(Collected data entries)
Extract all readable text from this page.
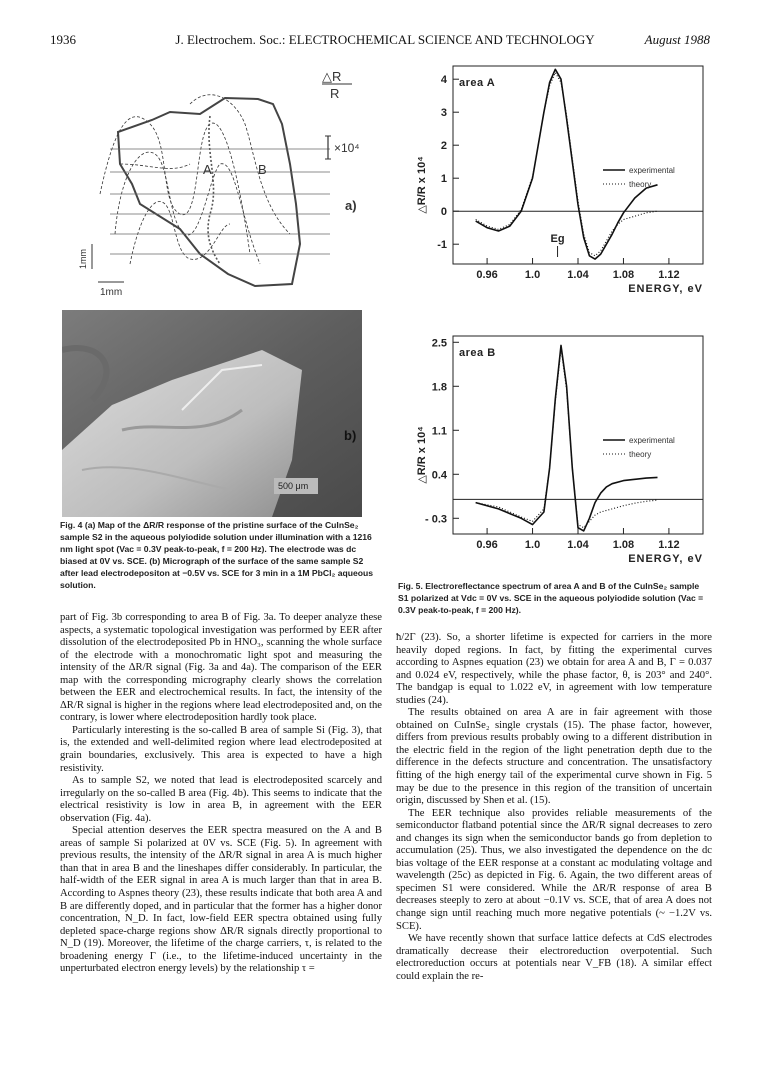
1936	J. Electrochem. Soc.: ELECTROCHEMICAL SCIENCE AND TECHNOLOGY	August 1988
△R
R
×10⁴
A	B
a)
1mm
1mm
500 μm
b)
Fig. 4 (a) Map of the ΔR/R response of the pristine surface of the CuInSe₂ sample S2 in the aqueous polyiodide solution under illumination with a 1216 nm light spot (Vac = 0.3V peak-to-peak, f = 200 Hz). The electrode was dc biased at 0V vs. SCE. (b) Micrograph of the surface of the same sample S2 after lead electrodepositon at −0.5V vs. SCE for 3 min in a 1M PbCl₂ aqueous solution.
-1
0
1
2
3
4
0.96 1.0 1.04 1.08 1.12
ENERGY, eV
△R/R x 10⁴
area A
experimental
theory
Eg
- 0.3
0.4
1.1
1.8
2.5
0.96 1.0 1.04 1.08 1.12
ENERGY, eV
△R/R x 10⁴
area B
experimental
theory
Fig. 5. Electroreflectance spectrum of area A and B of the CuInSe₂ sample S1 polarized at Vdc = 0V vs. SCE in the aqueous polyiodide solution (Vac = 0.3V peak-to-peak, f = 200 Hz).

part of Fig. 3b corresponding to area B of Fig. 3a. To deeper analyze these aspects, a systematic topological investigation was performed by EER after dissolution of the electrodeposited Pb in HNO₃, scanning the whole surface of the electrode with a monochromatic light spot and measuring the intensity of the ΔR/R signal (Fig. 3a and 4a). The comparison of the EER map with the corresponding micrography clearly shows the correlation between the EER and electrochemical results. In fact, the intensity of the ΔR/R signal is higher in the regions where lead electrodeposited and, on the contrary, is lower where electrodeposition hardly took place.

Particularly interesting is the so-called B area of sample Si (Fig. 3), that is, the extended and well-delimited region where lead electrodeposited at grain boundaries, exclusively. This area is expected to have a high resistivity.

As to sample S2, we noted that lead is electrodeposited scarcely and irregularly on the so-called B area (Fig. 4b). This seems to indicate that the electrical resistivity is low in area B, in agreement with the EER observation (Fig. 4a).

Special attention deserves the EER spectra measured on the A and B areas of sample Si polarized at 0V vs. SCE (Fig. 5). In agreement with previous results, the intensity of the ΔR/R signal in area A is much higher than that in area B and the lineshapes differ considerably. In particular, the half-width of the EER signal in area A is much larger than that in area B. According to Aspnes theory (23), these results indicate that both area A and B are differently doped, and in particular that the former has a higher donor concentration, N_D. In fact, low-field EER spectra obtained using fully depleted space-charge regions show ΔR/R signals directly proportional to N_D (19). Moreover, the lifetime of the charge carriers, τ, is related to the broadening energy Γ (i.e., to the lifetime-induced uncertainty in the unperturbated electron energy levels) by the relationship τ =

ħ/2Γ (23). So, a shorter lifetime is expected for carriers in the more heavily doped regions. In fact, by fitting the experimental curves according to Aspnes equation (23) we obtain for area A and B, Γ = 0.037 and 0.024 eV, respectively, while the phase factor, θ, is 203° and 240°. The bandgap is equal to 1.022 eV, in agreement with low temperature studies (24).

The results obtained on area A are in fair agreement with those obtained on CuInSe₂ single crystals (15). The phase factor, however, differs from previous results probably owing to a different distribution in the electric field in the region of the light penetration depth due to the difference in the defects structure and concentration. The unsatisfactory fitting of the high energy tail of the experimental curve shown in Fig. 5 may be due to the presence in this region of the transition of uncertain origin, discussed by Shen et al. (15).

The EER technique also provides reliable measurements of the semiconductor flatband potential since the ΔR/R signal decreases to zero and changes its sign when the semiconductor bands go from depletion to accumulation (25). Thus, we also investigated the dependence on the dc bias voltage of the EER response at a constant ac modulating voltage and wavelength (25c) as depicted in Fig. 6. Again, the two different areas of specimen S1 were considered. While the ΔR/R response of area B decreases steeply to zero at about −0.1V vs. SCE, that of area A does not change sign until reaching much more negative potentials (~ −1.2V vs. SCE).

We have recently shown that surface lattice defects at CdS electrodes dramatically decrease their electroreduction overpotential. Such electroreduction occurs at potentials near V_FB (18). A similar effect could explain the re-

**Objective**
All of the material above needs to be restated exactly, with no pictures.

**Response**
Extract all readable text from this page.
1936	J. Electrochem. Soc.: ELECTROCHEMICAL SCIENCE AND TECHNOLOGY	August 1988
△R
R
×10⁴
A	B
a)
1mm
1mm
500 μm
b)
Fig. 4 (a) Map of the ΔR/R response of the pristine surface of the CuInSe₂ sample S2 in the aqueous polyiodide solution under illumination with a 1216 nm light spot (Vac = 0.3V peak-to-peak, f = 200 Hz). The electrode was dc biased at 0V vs. SCE. (b) Micrograph of the surface of the same sample S2 after lead electrodepositon at −0.5V vs. SCE for 3 min in a 1M PbCl₂ aqueous solution.
-1
0
1
2
3
4
0.96 1.0 1.04 1.08 1.12
ENERGY, eV
△R/R x 10⁴
area A
experimental
theory
Eg
- 0.3
0.4
1.1
1.8
2.5
0.96 1.0 1.04 1.08 1.12
ENERGY, eV
△R/R x 10⁴
area B
experimental
theory
Fig. 5. Electroreflectance spectrum of area A and B of the CuInSe₂ sample S1 polarized at Vdc = 0V vs. SCE in the aqueous polyiodide solution (Vac = 0.3V peak-to-peak, f = 200 Hz).

part of Fig. 3b corresponding to area B of Fig. 3a. To deeper analyze these aspects, a systematic topological investigation was performed by EER after dissolution of the electrodeposited Pb in HNO₃, scanning the whole surface of the electrode with a monochromatic light spot and measuring the intensity of the ΔR/R signal (Fig. 3a and 4a). The comparison of the EER map with the corresponding micrography clearly shows the correlation between the EER and electrochemical results. In fact, the intensity of the ΔR/R signal is higher in the regions where lead electrodeposited and, on the contrary, is lower where electrodeposition hardly took place.

Particularly interesting is the so-called B area of sample Si (Fig. 3), that is, the extended and well-delimited region where lead electrodeposited at grain boundaries, exclusively. This area is expected to have a high resistivity.

As to sample S2, we noted that lead is electrodeposited scarcely and irregularly on the so-called B area (Fig. 4b). This seems to indicate that the electrical resistivity is low in area B, in agreement with the EER observation (Fig. 4a).

Special attention deserves the EER spectra measured on the A and B areas of sample Si polarized at 0V vs. SCE (Fig. 5). In agreement with previous results, the intensity of the ΔR/R signal in area A is much higher than that in area B and the lineshapes differ considerably. In particular, the half-width of the EER signal in area A is much larger than that in area B. According to Aspnes theory (23), these results indicate that both area A and B are differently doped, and in particular that the former has a higher donor concentration, N_D. In fact, low-field EER spectra obtained using fully depleted space-charge regions show ΔR/R signals directly proportional to N_D (19). Moreover, the lifetime of the charge carriers, τ, is related to the broadening energy Γ (i.e., to the lifetime-induced uncertainty in the unperturbated electron energy levels) by the relationship τ =

ħ/2Γ (23). So, a shorter lifetime is expected for carriers in the more heavily doped regions. In fact, by fitting the experimental curves according to Aspnes equation (23) we obtain for area A and B, Γ = 0.037 and 0.024 eV, respectively, while the phase factor, θ, is 203° and 240°. The bandgap is equal to 1.022 eV, in agreement with low temperature studies (24).

The results obtained on area A are in fair agreement with those obtained on CuInSe₂ single crystals (15). The phase factor, however, differs from previous results probably owing to a different distribution in the electric field in the region of the light penetration depth due to the difference in the defects structure and concentration. The unsatisfactory fitting of the high energy tail of the experimental curve shown in Fig. 5 may be due to the presence in this region of the transition of uncertain origin, discussed by Shen et al. (15).

The EER technique also provides reliable measurements of the semiconductor flatband potential since the ΔR/R signal decreases to zero and changes its sign when the semiconductor bands go from depletion to accumulation (25). Thus, we also investigated the dependence on the dc bias voltage of the EER response at a constant ac modulating voltage and wavelength (25c) as depicted in Fig. 6. Again, the two different areas of specimen S1 were considered. While the ΔR/R response of area B decreases steeply to zero at about −0.1V vs. SCE, that of area A does not change sign until reaching much more negative potentials (~ −1.2V vs. SCE).

We have recently shown that surface lattice defects at CdS electrodes dramatically decrease their electroreduction overpotential. Such electroreduction occurs at potentials near V_FB (18). A similar effect could explain the re-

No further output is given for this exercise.